--- START Input for this task ---

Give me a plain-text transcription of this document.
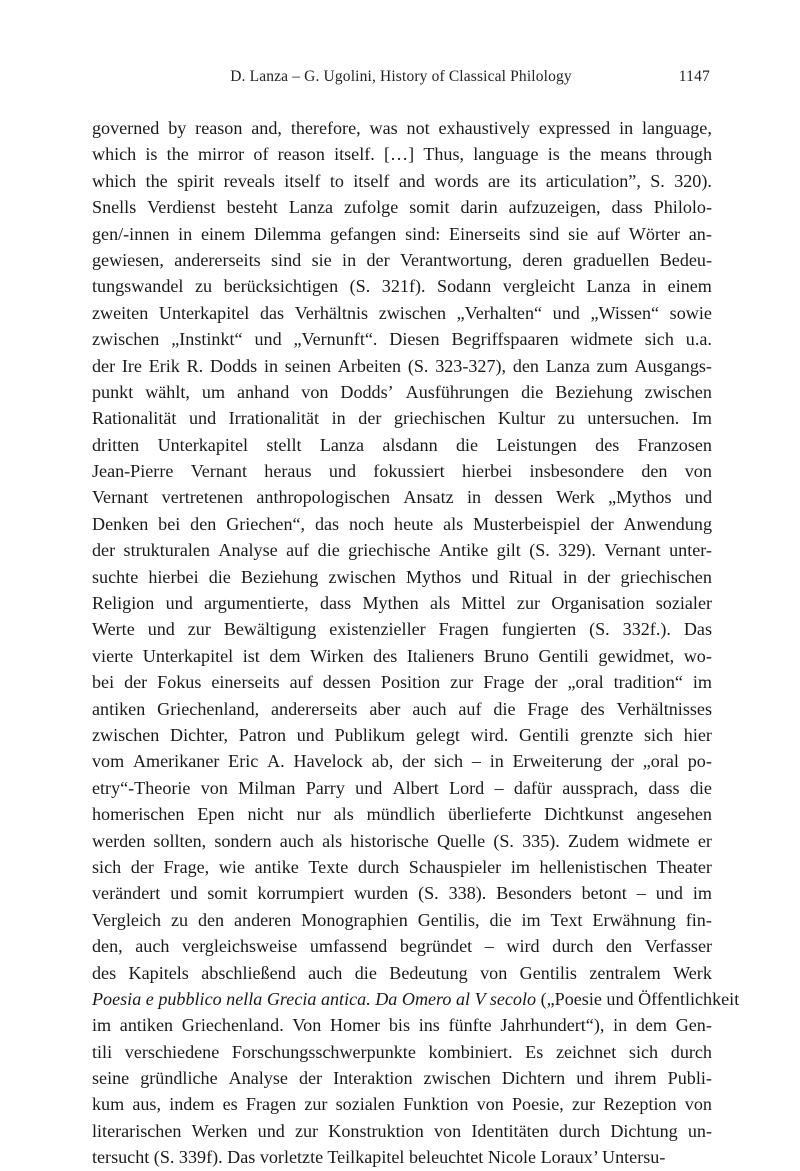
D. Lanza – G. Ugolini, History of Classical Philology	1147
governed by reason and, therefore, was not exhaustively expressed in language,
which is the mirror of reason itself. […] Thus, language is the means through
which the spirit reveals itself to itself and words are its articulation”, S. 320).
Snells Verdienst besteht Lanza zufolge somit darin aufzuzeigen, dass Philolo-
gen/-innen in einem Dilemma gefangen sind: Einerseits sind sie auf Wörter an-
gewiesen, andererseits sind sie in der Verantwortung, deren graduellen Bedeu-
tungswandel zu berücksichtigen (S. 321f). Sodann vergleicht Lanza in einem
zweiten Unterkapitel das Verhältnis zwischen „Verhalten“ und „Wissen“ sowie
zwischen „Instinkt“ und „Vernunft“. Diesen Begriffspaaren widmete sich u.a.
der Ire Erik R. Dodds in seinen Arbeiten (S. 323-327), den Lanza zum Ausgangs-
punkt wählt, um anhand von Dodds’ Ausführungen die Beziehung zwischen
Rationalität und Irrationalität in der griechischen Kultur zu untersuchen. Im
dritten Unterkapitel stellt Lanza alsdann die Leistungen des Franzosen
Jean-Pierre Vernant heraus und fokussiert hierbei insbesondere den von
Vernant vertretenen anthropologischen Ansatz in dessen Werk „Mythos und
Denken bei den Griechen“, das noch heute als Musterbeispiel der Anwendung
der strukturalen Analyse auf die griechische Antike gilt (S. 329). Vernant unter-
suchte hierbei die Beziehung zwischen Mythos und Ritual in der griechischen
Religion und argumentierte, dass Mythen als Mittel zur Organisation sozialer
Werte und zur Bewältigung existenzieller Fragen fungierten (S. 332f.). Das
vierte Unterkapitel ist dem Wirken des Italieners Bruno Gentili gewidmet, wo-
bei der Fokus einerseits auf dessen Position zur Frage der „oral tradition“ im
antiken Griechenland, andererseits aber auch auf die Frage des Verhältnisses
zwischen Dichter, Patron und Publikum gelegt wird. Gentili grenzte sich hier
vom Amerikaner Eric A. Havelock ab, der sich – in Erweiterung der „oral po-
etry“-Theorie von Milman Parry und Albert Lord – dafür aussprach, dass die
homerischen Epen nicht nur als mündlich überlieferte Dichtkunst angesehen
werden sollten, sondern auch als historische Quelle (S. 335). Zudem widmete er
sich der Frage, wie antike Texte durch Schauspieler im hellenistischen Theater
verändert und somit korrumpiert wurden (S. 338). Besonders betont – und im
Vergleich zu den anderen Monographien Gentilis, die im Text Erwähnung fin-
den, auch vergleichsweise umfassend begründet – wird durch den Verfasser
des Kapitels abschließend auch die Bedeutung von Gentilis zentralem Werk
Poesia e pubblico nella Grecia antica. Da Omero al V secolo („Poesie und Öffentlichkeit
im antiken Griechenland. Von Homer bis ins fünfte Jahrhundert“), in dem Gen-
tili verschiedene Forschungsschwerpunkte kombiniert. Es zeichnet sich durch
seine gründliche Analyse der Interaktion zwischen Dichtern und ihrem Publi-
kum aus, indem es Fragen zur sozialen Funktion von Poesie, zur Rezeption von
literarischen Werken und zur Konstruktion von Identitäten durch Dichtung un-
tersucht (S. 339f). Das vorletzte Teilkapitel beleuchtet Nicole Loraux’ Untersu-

--- END Input for this task ---

Direction
Show all lines above holding "wird".

Solution below
zwischen Dichter, Patron und Publikum gelegt wird. Gentili grenzte sich hier
den, auch vergleichsweise umfassend begründet – wird durch den Verfasser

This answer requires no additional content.